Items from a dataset
* * *
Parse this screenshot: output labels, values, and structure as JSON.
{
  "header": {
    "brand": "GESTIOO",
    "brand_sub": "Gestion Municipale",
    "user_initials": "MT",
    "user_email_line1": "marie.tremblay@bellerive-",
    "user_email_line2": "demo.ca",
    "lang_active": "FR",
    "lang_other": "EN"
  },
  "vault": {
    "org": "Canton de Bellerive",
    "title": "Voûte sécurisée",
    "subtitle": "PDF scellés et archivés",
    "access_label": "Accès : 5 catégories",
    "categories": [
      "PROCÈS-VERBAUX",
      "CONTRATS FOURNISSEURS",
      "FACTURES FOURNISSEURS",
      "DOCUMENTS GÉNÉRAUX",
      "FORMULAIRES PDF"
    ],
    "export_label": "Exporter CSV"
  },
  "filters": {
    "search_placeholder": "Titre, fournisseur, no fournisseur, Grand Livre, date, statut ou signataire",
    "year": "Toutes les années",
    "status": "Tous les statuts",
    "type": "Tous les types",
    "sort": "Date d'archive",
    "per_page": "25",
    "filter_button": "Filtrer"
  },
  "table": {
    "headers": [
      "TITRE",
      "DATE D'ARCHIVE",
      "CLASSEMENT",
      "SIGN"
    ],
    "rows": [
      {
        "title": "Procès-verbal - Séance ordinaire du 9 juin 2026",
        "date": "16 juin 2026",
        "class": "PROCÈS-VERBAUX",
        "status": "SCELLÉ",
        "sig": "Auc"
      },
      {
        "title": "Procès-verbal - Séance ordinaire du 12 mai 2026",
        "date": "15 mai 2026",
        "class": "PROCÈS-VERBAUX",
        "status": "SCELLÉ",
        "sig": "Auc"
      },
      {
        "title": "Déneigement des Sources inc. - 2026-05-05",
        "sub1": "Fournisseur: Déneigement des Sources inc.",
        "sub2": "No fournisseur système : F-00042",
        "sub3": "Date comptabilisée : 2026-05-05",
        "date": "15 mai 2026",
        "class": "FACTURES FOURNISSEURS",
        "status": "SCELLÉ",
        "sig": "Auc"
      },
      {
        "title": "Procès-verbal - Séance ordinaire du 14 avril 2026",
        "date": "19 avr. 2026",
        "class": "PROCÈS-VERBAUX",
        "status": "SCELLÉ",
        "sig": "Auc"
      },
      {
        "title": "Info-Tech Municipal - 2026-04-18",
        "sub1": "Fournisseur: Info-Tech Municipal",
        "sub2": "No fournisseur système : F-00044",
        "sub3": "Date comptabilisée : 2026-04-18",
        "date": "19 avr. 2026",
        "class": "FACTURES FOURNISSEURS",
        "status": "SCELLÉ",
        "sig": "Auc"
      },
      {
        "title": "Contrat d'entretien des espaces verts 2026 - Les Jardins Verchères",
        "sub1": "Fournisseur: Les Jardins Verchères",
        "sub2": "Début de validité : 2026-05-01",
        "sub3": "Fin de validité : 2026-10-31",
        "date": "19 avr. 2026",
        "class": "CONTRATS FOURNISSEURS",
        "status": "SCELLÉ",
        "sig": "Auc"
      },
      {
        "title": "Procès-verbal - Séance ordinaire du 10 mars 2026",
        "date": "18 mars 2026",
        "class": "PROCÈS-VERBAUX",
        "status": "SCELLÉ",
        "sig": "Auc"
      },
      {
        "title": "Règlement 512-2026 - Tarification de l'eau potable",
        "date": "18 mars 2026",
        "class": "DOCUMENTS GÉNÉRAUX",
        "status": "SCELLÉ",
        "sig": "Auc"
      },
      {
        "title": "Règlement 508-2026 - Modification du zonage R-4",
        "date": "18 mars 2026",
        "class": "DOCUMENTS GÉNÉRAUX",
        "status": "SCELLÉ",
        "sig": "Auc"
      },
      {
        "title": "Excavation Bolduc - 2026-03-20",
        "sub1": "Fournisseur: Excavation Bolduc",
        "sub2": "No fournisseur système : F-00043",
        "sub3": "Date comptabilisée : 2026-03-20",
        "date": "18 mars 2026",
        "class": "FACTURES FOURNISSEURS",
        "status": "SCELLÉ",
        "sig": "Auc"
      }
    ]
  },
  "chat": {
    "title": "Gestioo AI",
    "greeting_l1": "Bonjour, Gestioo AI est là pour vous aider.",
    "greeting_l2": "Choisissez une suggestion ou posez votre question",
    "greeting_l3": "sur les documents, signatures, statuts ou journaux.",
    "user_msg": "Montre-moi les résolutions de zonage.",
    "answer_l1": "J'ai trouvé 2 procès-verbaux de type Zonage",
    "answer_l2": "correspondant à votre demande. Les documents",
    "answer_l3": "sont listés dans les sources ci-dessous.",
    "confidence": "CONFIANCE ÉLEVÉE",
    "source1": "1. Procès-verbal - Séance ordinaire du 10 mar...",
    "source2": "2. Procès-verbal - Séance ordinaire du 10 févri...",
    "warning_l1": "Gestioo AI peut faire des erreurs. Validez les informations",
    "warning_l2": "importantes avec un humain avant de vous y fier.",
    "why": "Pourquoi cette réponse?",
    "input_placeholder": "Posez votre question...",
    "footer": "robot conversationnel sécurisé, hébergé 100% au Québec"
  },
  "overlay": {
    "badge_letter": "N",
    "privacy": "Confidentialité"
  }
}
* * *
Take every line containing the word "statuts" and copy it.

    "status": "Tous les statuts",
    "greeting_l3": "sur les documents, signatures, statuts ou journaux.",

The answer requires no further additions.